__To do__
Restate the whole listing exactly.

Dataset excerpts
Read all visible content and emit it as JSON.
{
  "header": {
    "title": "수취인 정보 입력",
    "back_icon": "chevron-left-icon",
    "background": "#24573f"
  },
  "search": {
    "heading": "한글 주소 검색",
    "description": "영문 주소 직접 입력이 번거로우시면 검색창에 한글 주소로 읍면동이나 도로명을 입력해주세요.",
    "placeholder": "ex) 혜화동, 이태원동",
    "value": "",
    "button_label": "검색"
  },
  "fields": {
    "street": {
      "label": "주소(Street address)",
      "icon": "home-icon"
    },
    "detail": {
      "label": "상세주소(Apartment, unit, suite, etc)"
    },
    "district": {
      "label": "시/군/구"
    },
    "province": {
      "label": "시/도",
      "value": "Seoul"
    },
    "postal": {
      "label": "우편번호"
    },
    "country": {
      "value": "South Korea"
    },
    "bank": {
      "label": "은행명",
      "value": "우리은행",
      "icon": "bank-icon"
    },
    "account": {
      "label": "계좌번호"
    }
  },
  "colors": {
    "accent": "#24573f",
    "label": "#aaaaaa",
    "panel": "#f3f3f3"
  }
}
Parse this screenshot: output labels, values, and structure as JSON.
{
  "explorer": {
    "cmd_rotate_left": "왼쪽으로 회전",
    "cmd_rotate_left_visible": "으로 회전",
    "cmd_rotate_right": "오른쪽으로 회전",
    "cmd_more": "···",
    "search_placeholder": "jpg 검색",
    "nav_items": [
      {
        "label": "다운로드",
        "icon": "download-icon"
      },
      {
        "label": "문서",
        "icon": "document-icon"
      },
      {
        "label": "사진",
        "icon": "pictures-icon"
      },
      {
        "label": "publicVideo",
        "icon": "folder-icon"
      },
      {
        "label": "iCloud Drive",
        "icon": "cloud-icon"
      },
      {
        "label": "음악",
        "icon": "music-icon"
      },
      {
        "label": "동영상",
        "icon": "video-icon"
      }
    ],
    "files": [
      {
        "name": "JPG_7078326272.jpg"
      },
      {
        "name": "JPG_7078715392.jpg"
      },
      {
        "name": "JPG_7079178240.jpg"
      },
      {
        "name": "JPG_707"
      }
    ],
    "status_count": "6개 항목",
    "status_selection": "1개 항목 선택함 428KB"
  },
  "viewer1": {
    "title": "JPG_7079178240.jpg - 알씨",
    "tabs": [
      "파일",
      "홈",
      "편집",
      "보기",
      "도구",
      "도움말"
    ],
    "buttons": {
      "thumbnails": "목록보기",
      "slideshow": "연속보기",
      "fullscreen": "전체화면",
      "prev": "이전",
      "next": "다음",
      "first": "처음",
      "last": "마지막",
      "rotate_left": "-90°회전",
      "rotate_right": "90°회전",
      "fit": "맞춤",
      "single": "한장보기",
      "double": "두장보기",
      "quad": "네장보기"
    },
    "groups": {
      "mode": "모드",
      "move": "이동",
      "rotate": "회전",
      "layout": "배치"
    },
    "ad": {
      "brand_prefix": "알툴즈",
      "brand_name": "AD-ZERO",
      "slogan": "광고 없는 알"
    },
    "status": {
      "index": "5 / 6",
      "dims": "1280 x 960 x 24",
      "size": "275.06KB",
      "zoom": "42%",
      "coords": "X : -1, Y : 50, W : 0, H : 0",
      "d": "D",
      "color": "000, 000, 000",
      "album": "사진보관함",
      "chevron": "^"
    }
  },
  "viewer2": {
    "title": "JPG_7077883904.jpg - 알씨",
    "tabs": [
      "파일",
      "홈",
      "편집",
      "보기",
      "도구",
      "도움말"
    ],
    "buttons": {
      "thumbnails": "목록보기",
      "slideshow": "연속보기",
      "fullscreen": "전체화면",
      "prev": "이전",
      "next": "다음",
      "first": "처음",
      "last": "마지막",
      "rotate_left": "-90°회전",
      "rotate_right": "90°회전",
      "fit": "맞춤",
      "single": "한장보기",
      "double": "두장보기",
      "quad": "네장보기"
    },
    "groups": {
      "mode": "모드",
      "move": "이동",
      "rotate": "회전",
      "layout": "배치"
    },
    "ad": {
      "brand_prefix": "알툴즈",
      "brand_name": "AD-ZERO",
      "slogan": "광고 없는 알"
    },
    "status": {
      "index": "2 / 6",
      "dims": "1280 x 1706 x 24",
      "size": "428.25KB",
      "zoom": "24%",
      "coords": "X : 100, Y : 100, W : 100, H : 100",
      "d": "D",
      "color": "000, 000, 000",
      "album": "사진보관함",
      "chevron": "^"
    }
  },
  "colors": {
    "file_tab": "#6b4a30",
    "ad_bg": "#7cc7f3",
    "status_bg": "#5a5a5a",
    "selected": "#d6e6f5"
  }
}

__Complete answer__
Read all visible content and emit it as JSON.
{
  "header": {
    "title": "수취인 정보 입력",
    "back_icon": "chevron-left-icon",
    "background": "#24573f"
  },
  "search": {
    "heading": "한글 주소 검색",
    "description": "영문 주소 직접 입력이 번거로우시면 검색창에 한글 주소로 읍면동이나 도로명을 입력해주세요.",
    "placeholder": "ex) 혜화동, 이태원동",
    "value": "",
    "button_label": "검색"
  },
  "fields": {
    "street": {
      "label": "주소(Street address)",
      "icon": "home-icon"
    },
    "detail": {
      "label": "상세주소(Apartment, unit, suite, etc)"
    },
    "district": {
      "label": "시/군/구"
    },
    "province": {
      "label": "시/도",
      "value": "Seoul"
    },
    "postal": {
      "label": "우편번호"
    },
    "country": {
      "value": "South Korea"
    },
    "bank": {
      "label": "은행명",
      "value": "우리은행",
      "icon": "bank-icon"
    },
    "account": {
      "label": "계좌번호"
    }
  },
  "colors": {
    "accent": "#24573f",
    "label": "#aaaaaa",
    "panel": "#f3f3f3"
  }
}
Parse this screenshot: output labels, values, and structure as JSON.
{
  "explorer": {
    "cmd_rotate_left": "왼쪽으로 회전",
    "cmd_rotate_left_visible": "으로 회전",
    "cmd_rotate_right": "오른쪽으로 회전",
    "cmd_more": "···",
    "search_placeholder": "jpg 검색",
    "nav_items": [
      {
        "label": "다운로드",
        "icon": "download-icon"
      },
      {
        "label": "문서",
        "icon": "document-icon"
      },
      {
        "label": "사진",
        "icon": "pictures-icon"
      },
      {
        "label": "publicVideo",
        "icon": "folder-icon"
      },
      {
        "label": "iCloud Drive",
        "icon": "cloud-icon"
      },
      {
        "label": "음악",
        "icon": "music-icon"
      },
      {
        "label": "동영상",
        "icon": "video-icon"
      }
    ],
    "files": [
      {
        "name": "JPG_7078326272.jpg"
      },
      {
        "name": "JPG_7078715392.jpg"
      },
      {
        "name": "JPG_7079178240.jpg"
      },
      {
        "name": "JPG_707"
      }
    ],
    "status_count": "6개 항목",
    "status_selection": "1개 항목 선택함 428KB"
  },
  "viewer1": {
    "title": "JPG_7079178240.jpg - 알씨",
    "tabs": [
      "파일",
      "홈",
      "편집",
      "보기",
      "도구",
      "도움말"
    ],
    "buttons": {
      "thumbnails": "목록보기",
      "slideshow": "연속보기",
      "fullscreen": "전체화면",
      "prev": "이전",
      "next": "다음",
      "first": "처음",
      "last": "마지막",
      "rotate_left": "-90°회전",
      "rotate_right": "90°회전",
      "fit": "맞춤",
      "single": "한장보기",
      "double": "두장보기",
      "quad": "네장보기"
    },
    "groups": {
      "mode": "모드",
      "move": "이동",
      "rotate": "회전",
      "layout": "배치"
    },
    "ad": {
      "brand_prefix": "알툴즈",
      "brand_name": "AD-ZERO",
      "slogan": "광고 없는 알"
    },
    "status": {
      "index": "5 / 6",
      "dims": "1280 x 960 x 24",
      "size": "275.06KB",
      "zoom": "42%",
      "coords": "X : -1, Y : 50, W : 0, H : 0",
      "d": "D",
      "color": "000, 000, 000",
      "album": "사진보관함",
      "chevron": "^"
    }
  },
  "viewer2": {
    "title": "JPG_7077883904.jpg - 알씨",
    "tabs": [
      "파일",
      "홈",
      "편집",
      "보기",
      "도구",
      "도움말"
    ],
    "buttons": {
      "thumbnails": "목록보기",
      "slideshow": "연속보기",
      "fullscreen": "전체화면",
      "prev": "이전",
      "next": "다음",
      "first": "처음",
      "last": "마지막",
      "rotate_left": "-90°회전",
      "rotate_right": "90°회전",
      "fit": "맞춤",
      "single": "한장보기",
      "double": "두장보기",
      "quad": "네장보기"
    },
    "groups": {
      "mode": "모드",
      "move": "이동",
      "rotate": "회전",
      "layout": "배치"
    },
    "ad": {
      "brand_prefix": "알툴즈",
      "brand_name": "AD-ZERO",
      "slogan": "광고 없는 알"
    },
    "status": {
      "index": "2 / 6",
      "dims": "1280 x 1706 x 24",
      "size": "428.25KB",
      "zoom": "24%",
      "coords": "X : 100, Y : 100, W : 100, H : 100",
      "d": "D",
      "color": "000, 000, 000",
      "album": "사진보관함",
      "chevron": "^"
    }
  },
  "colors": {
    "file_tab": "#6b4a30",
    "ad_bg": "#7cc7f3",
    "status_bg": "#5a5a5a",
    "selected": "#d6e6f5"
  }
}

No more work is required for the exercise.